:: DATA SHOWN

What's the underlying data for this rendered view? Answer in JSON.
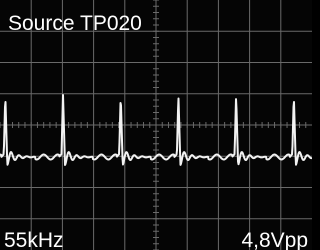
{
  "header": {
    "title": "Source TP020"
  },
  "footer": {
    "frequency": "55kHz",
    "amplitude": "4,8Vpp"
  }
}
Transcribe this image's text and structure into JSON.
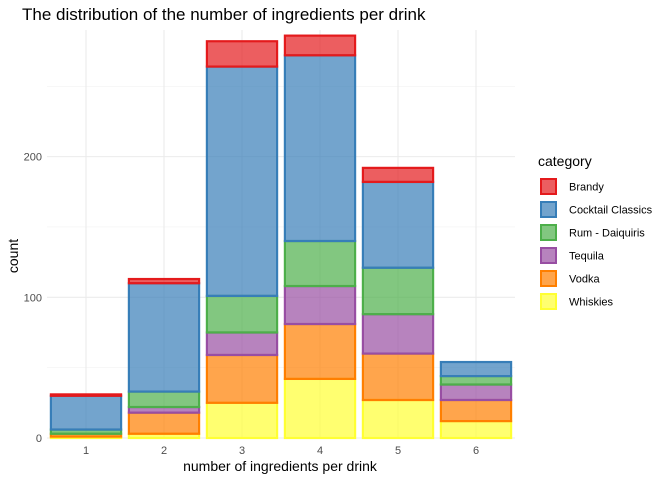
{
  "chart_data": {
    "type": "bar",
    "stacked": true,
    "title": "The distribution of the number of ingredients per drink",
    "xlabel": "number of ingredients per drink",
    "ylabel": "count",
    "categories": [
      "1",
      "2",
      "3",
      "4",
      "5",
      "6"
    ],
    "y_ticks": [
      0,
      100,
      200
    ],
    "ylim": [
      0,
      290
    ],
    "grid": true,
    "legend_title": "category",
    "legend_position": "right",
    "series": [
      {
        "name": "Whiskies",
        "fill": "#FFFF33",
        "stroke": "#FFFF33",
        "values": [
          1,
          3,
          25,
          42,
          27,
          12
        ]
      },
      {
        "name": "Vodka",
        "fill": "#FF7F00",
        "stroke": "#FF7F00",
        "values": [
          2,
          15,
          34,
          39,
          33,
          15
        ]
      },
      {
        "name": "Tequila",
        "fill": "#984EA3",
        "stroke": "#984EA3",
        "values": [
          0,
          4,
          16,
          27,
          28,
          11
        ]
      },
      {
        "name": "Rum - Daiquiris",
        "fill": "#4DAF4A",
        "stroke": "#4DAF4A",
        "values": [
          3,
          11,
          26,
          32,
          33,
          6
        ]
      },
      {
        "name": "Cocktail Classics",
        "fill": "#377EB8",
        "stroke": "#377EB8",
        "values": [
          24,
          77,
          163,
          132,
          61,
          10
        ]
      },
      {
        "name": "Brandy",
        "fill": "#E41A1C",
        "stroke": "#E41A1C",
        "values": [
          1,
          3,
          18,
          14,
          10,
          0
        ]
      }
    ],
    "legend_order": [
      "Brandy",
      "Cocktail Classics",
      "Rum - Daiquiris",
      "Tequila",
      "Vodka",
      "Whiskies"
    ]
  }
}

::::
:: DATA SHOWN

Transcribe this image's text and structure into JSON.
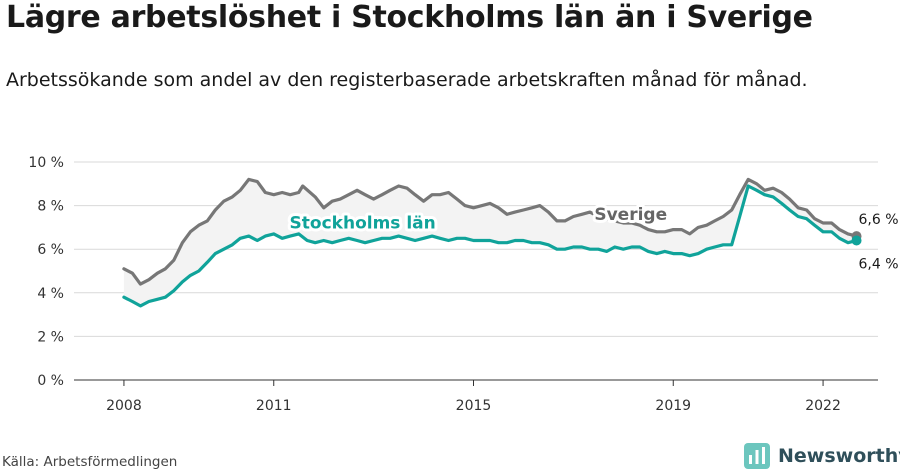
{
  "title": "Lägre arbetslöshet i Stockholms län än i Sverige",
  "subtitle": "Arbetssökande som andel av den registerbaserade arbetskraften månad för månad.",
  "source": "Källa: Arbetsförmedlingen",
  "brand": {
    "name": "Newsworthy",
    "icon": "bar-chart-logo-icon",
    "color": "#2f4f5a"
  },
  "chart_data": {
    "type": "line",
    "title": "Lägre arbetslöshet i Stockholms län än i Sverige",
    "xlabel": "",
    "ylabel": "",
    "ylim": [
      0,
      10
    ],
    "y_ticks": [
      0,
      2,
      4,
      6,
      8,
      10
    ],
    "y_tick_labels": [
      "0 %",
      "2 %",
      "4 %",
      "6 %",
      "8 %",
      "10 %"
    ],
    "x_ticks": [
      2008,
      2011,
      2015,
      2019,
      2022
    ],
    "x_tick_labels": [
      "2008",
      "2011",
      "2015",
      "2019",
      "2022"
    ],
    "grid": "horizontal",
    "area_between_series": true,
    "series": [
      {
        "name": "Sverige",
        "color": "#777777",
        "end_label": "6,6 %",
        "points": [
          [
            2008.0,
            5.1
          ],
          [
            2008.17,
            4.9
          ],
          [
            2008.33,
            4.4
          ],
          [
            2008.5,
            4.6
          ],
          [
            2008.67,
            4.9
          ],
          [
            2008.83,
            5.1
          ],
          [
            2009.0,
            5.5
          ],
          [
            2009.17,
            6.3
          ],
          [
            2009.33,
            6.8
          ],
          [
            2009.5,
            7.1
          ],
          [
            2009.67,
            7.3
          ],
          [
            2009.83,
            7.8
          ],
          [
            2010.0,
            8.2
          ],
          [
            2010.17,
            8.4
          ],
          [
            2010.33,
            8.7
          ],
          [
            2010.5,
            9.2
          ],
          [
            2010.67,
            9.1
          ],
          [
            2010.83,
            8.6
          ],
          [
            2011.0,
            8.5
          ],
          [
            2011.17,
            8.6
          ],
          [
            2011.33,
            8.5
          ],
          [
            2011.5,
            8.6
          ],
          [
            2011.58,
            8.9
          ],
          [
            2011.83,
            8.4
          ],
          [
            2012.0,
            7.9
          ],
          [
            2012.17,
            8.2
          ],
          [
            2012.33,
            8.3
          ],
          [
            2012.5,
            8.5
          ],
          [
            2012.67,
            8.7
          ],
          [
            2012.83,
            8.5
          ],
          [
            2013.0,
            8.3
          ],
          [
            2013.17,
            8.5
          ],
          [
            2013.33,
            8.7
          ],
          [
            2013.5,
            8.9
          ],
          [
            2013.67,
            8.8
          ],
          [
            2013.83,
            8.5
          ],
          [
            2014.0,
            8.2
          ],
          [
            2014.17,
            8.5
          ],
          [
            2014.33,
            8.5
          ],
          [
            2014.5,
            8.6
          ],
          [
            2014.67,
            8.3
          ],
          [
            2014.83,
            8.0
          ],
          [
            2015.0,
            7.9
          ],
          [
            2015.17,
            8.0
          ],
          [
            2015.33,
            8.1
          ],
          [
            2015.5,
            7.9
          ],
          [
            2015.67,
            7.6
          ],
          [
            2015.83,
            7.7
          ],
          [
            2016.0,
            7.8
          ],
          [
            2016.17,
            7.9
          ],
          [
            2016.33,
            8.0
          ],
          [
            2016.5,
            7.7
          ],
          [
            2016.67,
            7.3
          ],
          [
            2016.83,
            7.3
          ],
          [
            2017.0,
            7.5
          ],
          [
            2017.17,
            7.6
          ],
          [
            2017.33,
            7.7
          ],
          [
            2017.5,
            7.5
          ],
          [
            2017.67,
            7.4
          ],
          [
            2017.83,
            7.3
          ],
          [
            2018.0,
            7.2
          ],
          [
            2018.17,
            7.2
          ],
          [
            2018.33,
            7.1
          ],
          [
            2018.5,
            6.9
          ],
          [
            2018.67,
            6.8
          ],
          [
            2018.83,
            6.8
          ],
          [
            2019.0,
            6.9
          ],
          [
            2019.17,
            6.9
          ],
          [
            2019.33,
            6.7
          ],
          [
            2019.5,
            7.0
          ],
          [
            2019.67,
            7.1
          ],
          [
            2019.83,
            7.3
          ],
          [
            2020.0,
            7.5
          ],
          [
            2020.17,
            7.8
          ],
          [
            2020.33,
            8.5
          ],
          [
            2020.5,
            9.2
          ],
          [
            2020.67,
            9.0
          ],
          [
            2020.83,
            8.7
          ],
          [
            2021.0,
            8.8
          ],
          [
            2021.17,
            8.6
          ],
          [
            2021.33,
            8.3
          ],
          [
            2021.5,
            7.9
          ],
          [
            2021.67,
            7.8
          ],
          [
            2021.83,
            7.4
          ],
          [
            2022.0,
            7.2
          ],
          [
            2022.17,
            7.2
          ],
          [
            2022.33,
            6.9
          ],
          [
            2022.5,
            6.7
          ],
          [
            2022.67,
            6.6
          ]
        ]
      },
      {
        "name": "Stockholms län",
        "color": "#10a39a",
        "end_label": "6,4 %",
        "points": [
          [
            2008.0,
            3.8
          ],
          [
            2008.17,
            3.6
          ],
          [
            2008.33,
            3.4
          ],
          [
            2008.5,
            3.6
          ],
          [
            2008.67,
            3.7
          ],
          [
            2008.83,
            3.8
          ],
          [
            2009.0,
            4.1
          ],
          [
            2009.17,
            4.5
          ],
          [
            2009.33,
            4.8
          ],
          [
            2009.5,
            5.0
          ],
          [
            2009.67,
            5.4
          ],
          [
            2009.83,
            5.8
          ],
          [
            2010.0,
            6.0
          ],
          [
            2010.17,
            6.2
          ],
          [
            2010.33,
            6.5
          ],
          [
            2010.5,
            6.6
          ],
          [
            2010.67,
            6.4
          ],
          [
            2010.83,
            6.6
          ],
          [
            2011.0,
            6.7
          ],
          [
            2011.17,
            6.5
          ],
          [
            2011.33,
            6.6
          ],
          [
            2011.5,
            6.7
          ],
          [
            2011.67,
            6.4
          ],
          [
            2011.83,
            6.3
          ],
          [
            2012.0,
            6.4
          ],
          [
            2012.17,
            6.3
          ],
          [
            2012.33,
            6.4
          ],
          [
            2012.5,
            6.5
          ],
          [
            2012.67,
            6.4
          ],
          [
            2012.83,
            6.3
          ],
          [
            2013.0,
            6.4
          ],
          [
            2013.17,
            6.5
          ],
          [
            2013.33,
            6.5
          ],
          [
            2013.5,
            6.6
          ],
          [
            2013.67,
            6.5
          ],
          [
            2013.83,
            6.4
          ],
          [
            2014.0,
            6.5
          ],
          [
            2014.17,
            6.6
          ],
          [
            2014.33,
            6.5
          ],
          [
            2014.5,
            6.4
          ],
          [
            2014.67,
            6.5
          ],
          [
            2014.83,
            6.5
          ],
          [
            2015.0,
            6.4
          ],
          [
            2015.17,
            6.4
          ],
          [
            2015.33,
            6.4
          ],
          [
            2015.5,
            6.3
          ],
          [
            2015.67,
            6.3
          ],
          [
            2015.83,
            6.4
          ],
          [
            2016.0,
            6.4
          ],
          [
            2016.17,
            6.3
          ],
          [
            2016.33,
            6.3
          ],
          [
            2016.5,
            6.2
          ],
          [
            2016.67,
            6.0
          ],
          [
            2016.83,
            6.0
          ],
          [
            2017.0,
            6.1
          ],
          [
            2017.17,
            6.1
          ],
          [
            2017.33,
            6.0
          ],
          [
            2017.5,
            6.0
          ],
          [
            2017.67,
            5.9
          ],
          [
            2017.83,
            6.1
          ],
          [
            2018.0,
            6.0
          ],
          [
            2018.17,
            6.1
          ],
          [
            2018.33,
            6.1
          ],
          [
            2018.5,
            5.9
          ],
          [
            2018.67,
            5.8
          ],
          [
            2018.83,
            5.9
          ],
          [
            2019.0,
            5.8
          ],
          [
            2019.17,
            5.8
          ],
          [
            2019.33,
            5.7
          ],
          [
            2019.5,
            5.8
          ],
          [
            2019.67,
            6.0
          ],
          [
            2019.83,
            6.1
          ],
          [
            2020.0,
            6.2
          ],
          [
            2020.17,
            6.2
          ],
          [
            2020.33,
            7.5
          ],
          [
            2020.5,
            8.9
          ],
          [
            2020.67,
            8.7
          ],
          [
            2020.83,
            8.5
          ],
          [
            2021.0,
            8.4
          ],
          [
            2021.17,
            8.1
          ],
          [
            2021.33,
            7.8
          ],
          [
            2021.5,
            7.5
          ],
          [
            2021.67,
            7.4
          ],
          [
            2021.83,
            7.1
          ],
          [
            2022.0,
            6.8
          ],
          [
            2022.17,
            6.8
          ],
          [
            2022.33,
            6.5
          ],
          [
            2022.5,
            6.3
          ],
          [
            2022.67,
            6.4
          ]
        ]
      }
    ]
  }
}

::::

• [TASK OBJECTIVE] Using the records above, copy each line that contains "arbetslöshet".

• [SOLVED EXERCISE]
  "title": "Lägre arbetslöshet i Stockholms län än i Sverige",
    "title": "Lägre arbetslöshet i Stockholms län än i Sverige",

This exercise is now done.